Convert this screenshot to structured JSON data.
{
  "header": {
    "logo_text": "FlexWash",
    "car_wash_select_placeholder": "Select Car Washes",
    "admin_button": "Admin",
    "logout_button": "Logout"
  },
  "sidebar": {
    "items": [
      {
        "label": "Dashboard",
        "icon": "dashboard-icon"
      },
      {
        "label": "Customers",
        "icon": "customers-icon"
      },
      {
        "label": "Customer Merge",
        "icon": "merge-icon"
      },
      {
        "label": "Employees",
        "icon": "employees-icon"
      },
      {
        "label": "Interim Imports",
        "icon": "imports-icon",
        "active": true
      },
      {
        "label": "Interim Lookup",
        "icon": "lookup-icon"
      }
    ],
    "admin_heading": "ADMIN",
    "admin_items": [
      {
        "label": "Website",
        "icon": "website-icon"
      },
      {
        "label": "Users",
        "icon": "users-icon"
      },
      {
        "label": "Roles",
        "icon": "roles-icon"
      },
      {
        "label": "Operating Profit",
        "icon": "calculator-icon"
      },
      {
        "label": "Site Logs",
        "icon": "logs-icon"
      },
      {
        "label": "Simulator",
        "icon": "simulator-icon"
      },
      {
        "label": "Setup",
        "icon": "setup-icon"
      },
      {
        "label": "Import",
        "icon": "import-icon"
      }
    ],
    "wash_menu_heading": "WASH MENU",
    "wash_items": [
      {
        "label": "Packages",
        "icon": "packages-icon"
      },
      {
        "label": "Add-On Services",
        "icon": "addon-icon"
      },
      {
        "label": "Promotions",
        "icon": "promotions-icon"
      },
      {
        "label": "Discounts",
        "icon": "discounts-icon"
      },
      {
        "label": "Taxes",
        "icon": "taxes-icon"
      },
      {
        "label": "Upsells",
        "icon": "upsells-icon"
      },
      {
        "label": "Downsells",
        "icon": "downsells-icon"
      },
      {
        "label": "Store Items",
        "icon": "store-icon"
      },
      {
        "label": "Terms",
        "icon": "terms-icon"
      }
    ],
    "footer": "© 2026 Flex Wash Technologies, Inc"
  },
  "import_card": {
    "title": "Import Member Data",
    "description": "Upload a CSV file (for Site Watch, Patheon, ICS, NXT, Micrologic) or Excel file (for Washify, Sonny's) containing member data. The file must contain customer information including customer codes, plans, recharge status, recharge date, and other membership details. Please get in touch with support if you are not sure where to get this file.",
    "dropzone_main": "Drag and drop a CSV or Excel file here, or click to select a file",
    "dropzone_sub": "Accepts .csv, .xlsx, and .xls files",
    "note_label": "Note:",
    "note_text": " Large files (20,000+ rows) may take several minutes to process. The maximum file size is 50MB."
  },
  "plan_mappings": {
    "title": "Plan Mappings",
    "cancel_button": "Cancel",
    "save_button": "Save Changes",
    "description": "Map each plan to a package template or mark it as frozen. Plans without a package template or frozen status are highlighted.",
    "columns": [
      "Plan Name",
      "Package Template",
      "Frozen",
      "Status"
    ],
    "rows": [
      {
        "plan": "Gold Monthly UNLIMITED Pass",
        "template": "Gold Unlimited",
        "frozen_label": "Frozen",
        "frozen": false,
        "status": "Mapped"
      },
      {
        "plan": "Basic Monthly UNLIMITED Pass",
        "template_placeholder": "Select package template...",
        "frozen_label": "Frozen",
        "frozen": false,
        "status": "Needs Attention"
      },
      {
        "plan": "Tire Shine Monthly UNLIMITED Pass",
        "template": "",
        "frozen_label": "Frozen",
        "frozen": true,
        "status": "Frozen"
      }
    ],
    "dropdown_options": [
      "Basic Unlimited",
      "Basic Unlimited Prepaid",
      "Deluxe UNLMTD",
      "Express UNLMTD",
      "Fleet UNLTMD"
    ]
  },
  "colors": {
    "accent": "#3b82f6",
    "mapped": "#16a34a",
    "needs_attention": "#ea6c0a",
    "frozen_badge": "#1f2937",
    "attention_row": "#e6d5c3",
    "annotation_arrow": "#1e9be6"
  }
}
= = = = = = =
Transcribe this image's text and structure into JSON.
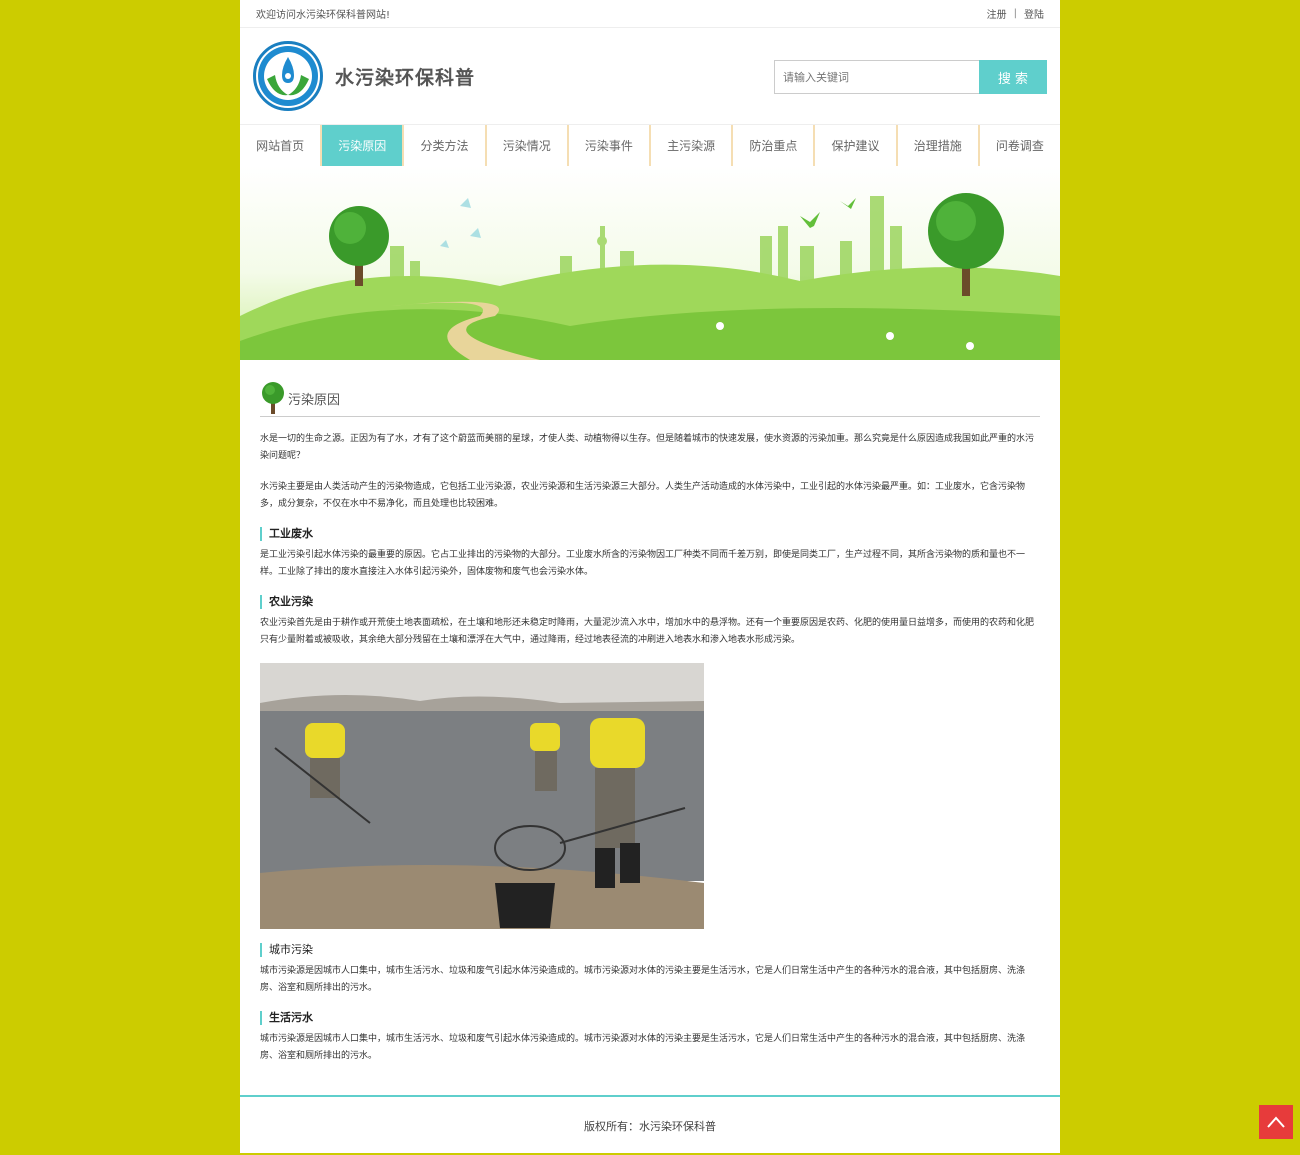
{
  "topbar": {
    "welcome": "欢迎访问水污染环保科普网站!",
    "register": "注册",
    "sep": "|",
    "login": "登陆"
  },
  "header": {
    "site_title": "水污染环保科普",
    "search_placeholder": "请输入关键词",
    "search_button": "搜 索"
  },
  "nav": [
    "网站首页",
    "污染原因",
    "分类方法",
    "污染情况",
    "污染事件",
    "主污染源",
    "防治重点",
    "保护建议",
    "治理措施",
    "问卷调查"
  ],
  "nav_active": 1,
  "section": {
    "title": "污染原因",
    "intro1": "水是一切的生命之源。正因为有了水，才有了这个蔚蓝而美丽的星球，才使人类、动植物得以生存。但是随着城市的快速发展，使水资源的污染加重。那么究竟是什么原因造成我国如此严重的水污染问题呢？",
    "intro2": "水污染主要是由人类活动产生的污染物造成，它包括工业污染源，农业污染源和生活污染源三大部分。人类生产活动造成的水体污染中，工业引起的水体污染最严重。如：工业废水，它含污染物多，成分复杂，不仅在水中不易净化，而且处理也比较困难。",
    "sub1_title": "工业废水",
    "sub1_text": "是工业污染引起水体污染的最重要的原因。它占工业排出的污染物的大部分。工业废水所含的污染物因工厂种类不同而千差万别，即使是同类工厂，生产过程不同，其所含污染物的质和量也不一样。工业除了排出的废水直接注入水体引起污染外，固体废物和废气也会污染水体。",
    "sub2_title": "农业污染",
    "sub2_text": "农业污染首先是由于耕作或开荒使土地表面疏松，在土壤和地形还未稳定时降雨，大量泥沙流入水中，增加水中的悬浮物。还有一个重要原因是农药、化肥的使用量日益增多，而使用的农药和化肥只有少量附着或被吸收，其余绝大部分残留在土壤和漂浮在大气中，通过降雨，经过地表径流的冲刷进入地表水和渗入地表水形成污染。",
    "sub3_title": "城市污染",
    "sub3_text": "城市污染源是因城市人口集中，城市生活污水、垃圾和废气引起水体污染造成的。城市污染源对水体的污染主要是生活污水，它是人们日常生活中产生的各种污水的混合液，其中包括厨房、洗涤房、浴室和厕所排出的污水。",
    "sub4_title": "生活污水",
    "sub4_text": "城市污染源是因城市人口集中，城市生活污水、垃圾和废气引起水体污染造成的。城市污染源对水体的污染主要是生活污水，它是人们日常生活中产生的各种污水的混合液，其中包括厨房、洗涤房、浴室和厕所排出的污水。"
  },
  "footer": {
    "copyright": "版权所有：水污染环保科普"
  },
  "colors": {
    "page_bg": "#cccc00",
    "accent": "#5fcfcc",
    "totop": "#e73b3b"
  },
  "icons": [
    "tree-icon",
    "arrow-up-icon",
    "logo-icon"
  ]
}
= = = = = = =
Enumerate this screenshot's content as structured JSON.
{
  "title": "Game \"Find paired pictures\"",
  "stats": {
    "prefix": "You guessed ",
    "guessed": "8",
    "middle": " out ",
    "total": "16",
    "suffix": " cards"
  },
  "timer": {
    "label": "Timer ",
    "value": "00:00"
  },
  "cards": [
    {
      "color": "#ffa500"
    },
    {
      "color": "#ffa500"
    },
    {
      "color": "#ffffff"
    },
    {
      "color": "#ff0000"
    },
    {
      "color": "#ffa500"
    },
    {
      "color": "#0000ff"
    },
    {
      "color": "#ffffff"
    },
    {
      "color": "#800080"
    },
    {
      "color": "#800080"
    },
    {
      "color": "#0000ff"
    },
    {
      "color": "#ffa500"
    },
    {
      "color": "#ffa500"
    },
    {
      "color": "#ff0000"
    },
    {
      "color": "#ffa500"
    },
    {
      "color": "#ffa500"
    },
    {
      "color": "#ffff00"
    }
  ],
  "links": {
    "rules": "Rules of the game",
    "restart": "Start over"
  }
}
= = = = = = =
**Requirement:** Pull every line holding "Gold" out of the records.

**Task output:**
        "plan": "Gold Monthly UNLIMITED Pass",
        "template": "Gold Unlimited",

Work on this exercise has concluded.